-- Begin --

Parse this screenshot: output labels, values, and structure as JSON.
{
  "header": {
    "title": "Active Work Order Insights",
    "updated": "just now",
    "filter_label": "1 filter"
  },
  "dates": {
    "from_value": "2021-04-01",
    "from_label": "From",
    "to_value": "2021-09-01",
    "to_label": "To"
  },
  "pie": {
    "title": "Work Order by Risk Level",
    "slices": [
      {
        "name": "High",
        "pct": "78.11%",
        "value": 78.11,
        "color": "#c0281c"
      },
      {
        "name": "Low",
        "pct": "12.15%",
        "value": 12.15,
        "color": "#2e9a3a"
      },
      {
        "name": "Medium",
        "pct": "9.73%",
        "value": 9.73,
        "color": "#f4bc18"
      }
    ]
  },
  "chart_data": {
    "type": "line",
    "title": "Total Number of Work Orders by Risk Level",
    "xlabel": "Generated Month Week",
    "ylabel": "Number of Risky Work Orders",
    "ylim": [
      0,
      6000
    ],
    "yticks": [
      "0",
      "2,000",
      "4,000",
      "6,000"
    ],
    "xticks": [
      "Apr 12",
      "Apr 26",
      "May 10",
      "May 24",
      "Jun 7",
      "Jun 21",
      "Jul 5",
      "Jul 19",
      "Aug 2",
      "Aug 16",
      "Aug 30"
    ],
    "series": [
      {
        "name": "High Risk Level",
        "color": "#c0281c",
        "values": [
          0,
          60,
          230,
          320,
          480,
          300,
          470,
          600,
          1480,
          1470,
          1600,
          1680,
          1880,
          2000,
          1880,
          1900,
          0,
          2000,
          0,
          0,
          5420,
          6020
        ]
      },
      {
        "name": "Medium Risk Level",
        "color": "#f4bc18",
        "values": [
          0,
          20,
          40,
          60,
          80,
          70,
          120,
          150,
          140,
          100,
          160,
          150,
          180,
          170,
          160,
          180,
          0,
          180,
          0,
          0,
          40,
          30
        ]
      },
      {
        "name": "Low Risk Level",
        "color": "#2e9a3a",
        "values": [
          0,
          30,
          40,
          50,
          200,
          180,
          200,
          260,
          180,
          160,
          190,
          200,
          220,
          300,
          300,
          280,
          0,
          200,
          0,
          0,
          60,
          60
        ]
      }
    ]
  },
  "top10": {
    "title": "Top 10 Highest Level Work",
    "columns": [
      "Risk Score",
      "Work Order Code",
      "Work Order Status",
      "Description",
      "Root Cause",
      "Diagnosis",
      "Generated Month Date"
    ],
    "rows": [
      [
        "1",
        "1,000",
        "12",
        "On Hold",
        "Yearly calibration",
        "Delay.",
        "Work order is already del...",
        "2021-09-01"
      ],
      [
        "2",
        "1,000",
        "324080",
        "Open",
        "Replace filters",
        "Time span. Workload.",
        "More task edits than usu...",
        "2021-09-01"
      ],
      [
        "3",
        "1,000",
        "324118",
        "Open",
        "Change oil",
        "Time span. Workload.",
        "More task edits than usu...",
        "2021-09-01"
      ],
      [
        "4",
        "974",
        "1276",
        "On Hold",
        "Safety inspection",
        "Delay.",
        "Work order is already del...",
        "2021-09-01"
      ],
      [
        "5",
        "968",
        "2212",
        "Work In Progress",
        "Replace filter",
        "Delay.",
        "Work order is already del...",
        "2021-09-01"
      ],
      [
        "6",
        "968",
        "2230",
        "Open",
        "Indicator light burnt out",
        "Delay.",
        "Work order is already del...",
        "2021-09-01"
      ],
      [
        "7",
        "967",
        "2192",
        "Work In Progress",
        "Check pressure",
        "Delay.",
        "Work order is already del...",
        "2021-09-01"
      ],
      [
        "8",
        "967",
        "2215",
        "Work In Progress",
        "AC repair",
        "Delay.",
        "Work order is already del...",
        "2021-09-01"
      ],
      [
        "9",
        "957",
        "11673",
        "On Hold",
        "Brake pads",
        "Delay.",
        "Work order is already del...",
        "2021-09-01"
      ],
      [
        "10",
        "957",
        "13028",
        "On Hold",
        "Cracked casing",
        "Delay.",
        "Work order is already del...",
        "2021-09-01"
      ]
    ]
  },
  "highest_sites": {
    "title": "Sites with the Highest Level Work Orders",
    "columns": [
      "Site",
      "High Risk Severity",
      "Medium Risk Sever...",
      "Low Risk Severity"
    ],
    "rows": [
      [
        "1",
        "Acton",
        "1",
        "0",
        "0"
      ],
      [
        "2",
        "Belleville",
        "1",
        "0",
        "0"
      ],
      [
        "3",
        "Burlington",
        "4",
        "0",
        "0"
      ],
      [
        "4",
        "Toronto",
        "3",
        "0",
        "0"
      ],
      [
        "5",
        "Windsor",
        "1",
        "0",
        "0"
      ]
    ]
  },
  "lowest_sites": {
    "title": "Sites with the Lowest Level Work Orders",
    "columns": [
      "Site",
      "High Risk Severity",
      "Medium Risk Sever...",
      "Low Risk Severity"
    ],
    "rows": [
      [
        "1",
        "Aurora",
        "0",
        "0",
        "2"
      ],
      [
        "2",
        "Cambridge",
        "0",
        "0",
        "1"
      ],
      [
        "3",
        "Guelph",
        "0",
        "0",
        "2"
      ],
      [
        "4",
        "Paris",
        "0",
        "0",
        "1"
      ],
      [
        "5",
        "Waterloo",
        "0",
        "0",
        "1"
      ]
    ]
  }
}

-- End --

List all lines holding the string "Orders".

    "title": "Total Number of Work Orders by Risk Level",
    "ylabel": "Number of Risky Work Orders",
    "title": "Sites with the Highest Level Work Orders",
    "title": "Sites with the Lowest Level Work Orders",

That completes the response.